-- Data records --
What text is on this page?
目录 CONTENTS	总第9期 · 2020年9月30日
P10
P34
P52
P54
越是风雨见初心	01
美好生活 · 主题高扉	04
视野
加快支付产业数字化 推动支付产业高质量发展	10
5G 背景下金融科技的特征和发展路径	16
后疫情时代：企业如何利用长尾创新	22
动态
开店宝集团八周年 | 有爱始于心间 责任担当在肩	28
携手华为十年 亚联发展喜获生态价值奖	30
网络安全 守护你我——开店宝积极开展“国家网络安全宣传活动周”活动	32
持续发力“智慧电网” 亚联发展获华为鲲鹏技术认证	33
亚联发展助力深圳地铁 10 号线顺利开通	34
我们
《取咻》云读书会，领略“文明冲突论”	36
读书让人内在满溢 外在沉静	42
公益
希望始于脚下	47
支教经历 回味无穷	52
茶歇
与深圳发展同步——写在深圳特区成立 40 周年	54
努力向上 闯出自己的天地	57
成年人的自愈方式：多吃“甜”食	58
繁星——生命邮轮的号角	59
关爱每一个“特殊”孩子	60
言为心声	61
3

* * *

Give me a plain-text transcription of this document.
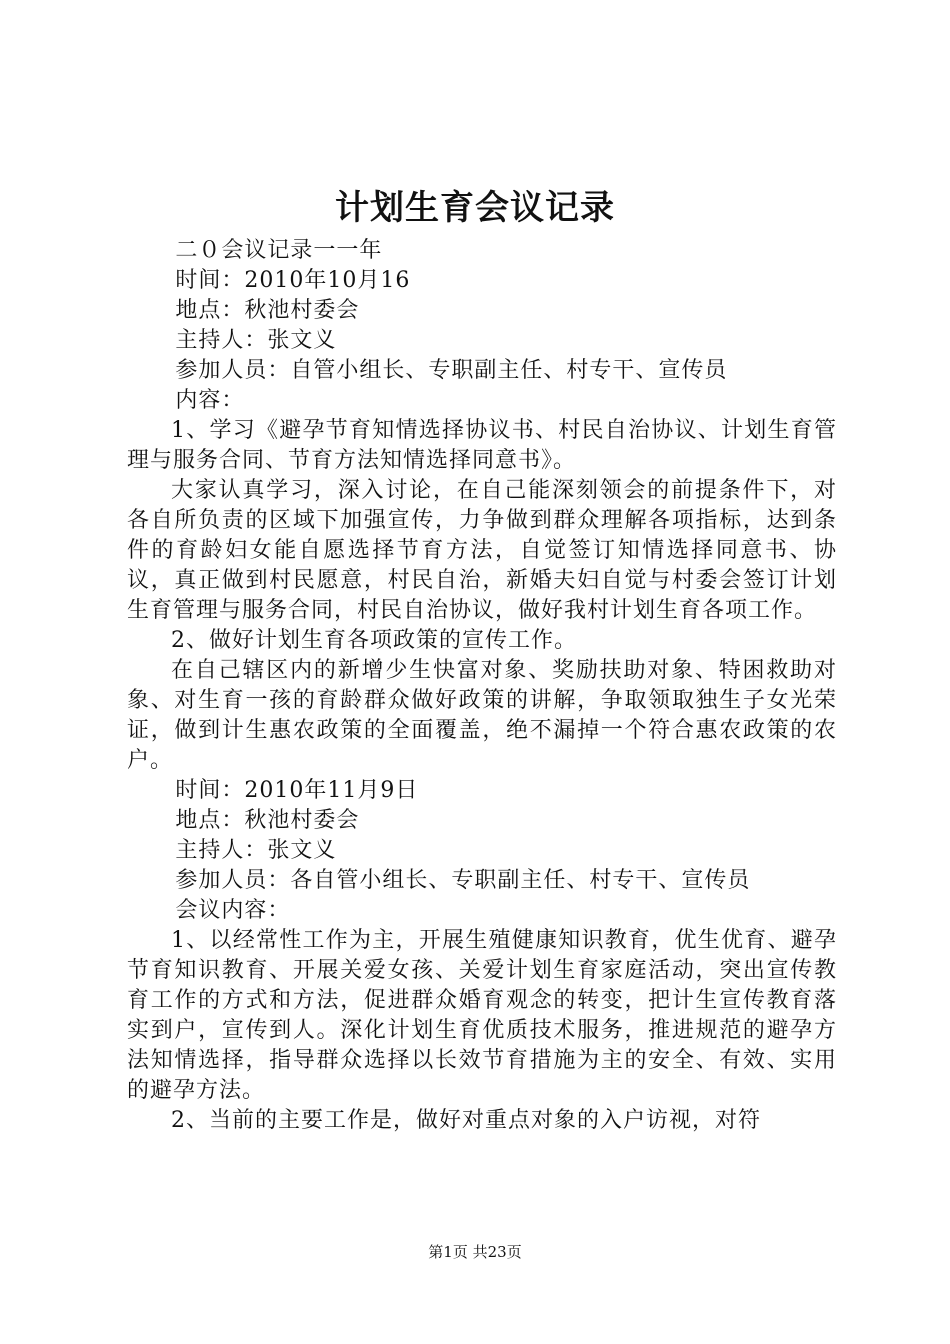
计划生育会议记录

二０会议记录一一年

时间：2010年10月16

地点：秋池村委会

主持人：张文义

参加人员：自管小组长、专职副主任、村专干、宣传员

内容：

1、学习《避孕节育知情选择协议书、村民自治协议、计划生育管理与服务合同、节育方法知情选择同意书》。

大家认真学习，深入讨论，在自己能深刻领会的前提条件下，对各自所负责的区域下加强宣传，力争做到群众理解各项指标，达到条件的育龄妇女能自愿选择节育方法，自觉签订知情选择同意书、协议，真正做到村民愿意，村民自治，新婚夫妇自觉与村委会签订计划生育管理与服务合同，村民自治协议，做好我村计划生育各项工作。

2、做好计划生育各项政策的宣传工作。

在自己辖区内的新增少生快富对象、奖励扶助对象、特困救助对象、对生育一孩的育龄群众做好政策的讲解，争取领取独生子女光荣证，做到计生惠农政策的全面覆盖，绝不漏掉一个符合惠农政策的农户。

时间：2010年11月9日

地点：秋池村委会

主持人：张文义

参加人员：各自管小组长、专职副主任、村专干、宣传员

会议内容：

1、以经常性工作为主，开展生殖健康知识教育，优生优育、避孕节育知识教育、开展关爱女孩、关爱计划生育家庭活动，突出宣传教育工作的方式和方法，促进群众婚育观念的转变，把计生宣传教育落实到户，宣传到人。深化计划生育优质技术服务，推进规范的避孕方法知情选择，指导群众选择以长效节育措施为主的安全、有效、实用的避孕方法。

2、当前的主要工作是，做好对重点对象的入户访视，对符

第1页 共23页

-- Problem to work on --
Tally the lines holding the string "this" and give only the count.

-- Answer to the problem --
2